Request: Quote the data below in full, please, without altering anything.

Raw records:
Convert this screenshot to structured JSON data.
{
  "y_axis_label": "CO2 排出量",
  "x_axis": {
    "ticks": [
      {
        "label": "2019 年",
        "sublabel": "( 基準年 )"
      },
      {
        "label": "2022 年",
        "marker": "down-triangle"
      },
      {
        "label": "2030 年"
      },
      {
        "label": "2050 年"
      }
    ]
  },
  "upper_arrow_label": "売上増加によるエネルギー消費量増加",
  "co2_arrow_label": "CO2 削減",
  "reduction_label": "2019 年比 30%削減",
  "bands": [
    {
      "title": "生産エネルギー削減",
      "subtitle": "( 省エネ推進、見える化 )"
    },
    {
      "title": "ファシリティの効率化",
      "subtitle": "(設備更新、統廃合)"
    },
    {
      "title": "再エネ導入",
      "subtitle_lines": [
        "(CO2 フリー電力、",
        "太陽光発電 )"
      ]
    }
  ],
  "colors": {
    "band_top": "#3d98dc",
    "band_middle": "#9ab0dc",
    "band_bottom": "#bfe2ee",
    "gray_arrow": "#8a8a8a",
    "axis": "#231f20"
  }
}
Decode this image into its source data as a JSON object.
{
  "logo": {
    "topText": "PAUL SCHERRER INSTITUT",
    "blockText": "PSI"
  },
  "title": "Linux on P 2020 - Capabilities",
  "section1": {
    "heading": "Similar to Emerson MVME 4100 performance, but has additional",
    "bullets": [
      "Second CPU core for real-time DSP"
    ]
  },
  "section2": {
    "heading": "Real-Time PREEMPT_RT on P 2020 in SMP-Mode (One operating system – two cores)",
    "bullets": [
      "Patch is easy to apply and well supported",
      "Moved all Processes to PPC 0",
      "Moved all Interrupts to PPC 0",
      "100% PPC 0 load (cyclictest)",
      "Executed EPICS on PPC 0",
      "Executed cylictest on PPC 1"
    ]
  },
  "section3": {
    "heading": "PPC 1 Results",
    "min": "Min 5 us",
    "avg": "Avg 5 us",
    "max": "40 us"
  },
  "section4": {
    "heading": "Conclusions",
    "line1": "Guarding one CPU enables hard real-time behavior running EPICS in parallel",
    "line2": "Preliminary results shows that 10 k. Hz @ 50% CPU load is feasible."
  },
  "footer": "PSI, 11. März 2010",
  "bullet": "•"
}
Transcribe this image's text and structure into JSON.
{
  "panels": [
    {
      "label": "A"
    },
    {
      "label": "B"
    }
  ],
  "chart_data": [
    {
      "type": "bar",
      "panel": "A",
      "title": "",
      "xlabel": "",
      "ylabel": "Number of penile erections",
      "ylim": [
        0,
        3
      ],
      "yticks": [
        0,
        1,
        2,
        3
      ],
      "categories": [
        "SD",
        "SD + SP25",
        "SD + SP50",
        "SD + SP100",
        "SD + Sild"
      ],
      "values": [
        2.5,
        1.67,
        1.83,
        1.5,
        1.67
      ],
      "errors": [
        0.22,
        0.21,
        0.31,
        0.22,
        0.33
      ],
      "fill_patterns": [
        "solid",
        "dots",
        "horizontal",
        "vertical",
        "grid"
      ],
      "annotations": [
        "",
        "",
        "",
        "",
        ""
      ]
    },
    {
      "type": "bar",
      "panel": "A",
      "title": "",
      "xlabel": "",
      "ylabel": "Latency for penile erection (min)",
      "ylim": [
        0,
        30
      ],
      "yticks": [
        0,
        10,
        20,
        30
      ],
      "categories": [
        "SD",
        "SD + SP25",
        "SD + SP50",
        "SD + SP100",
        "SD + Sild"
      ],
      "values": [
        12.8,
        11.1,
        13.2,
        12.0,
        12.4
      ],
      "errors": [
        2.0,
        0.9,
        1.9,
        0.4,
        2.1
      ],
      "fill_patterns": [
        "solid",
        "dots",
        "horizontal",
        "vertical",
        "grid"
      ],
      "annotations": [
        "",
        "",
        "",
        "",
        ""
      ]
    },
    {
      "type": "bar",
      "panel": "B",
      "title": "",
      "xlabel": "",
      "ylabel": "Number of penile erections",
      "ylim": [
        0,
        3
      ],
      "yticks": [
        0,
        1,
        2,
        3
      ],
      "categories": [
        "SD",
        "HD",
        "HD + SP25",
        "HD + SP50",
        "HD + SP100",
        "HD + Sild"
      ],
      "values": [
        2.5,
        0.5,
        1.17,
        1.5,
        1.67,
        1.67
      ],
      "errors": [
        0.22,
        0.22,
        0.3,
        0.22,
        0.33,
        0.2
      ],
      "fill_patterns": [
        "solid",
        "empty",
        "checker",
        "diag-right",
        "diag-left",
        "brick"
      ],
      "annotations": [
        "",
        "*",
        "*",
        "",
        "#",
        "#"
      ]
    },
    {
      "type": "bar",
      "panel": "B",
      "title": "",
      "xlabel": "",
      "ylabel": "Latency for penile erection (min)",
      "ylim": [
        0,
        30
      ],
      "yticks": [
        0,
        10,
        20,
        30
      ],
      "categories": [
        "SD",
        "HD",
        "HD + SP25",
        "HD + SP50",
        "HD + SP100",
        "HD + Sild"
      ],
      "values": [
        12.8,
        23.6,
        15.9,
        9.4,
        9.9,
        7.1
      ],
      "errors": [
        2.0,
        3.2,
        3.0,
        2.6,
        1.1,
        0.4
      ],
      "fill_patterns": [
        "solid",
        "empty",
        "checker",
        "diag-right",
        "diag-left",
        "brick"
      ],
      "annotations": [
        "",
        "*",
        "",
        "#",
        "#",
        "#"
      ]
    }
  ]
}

Result:
Convert this screenshot to structured JSON data.
{
  "y_axis_label": "CO2 排出量",
  "x_axis": {
    "ticks": [
      {
        "label": "2019 年",
        "sublabel": "( 基準年 )"
      },
      {
        "label": "2022 年",
        "marker": "down-triangle"
      },
      {
        "label": "2030 年"
      },
      {
        "label": "2050 年"
      }
    ]
  },
  "upper_arrow_label": "売上増加によるエネルギー消費量増加",
  "co2_arrow_label": "CO2 削減",
  "reduction_label": "2019 年比 30%削減",
  "bands": [
    {
      "title": "生産エネルギー削減",
      "subtitle": "( 省エネ推進、見える化 )"
    },
    {
      "title": "ファシリティの効率化",
      "subtitle": "(設備更新、統廃合)"
    },
    {
      "title": "再エネ導入",
      "subtitle_lines": [
        "(CO2 フリー電力、",
        "太陽光発電 )"
      ]
    }
  ],
  "colors": {
    "band_top": "#3d98dc",
    "band_middle": "#9ab0dc",
    "band_bottom": "#bfe2ee",
    "gray_arrow": "#8a8a8a",
    "axis": "#231f20"
  }
}
Decode this image into its source data as a JSON object.
{
  "logo": {
    "topText": "PAUL SCHERRER INSTITUT",
    "blockText": "PSI"
  },
  "title": "Linux on P 2020 - Capabilities",
  "section1": {
    "heading": "Similar to Emerson MVME 4100 performance, but has additional",
    "bullets": [
      "Second CPU core for real-time DSP"
    ]
  },
  "section2": {
    "heading": "Real-Time PREEMPT_RT on P 2020 in SMP-Mode (One operating system – two cores)",
    "bullets": [
      "Patch is easy to apply and well supported",
      "Moved all Processes to PPC 0",
      "Moved all Interrupts to PPC 0",
      "100% PPC 0 load (cyclictest)",
      "Executed EPICS on PPC 0",
      "Executed cylictest on PPC 1"
    ]
  },
  "section3": {
    "heading": "PPC 1 Results",
    "min": "Min 5 us",
    "avg": "Avg 5 us",
    "max": "40 us"
  },
  "section4": {
    "heading": "Conclusions",
    "line1": "Guarding one CPU enables hard real-time behavior running EPICS in parallel",
    "line2": "Preliminary results shows that 10 k. Hz @ 50% CPU load is feasible."
  },
  "footer": "PSI, 11. März 2010",
  "bullet": "•"
}
Transcribe this image's text and structure into JSON.
{
  "panels": [
    {
      "label": "A"
    },
    {
      "label": "B"
    }
  ],
  "chart_data": [
    {
      "type": "bar",
      "panel": "A",
      "title": "",
      "xlabel": "",
      "ylabel": "Number of penile erections",
      "ylim": [
        0,
        3
      ],
      "yticks": [
        0,
        1,
        2,
        3
      ],
      "categories": [
        "SD",
        "SD + SP25",
        "SD + SP50",
        "SD + SP100",
        "SD + Sild"
      ],
      "values": [
        2.5,
        1.67,
        1.83,
        1.5,
        1.67
      ],
      "errors": [
        0.22,
        0.21,
        0.31,
        0.22,
        0.33
      ],
      "fill_patterns": [
        "solid",
        "dots",
        "horizontal",
        "vertical",
        "grid"
      ],
      "annotations": [
        "",
        "",
        "",
        "",
        ""
      ]
    },
    {
      "type": "bar",
      "panel": "A",
      "title": "",
      "xlabel": "",
      "ylabel": "Latency for penile erection (min)",
      "ylim": [
        0,
        30
      ],
      "yticks": [
        0,
        10,
        20,
        30
      ],
      "categories": [
        "SD",
        "SD + SP25",
        "SD + SP50",
        "SD + SP100",
        "SD + Sild"
      ],
      "values": [
        12.8,
        11.1,
        13.2,
        12.0,
        12.4
      ],
      "errors": [
        2.0,
        0.9,
        1.9,
        0.4,
        2.1
      ],
      "fill_patterns": [
        "solid",
        "dots",
        "horizontal",
        "vertical",
        "grid"
      ],
      "annotations": [
        "",
        "",
        "",
        "",
        ""
      ]
    },
    {
      "type": "bar",
      "panel": "B",
      "title": "",
      "xlabel": "",
      "ylabel": "Number of penile erections",
      "ylim": [
        0,
        3
      ],
      "yticks": [
        0,
        1,
        2,
        3
      ],
      "categories": [
        "SD",
        "HD",
        "HD + SP25",
        "HD + SP50",
        "HD + SP100",
        "HD + Sild"
      ],
      "values": [
        2.5,
        0.5,
        1.17,
        1.5,
        1.67,
        1.67
      ],
      "errors": [
        0.22,
        0.22,
        0.3,
        0.22,
        0.33,
        0.2
      ],
      "fill_patterns": [
        "solid",
        "empty",
        "checker",
        "diag-right",
        "diag-left",
        "brick"
      ],
      "annotations": [
        "",
        "*",
        "*",
        "",
        "#",
        "#"
      ]
    },
    {
      "type": "bar",
      "panel": "B",
      "title": "",
      "xlabel": "",
      "ylabel": "Latency for penile erection (min)",
      "ylim": [
        0,
        30
      ],
      "yticks": [
        0,
        10,
        20,
        30
      ],
      "categories": [
        "SD",
        "HD",
        "HD + SP25",
        "HD + SP50",
        "HD + SP100",
        "HD + Sild"
      ],
      "values": [
        12.8,
        23.6,
        15.9,
        9.4,
        9.9,
        7.1
      ],
      "errors": [
        2.0,
        3.2,
        3.0,
        2.6,
        1.1,
        0.4
      ],
      "fill_patterns": [
        "solid",
        "empty",
        "checker",
        "diag-right",
        "diag-left",
        "brick"
      ],
      "annotations": [
        "",
        "*",
        "",
        "#",
        "#",
        "#"
      ]
    }
  ]
}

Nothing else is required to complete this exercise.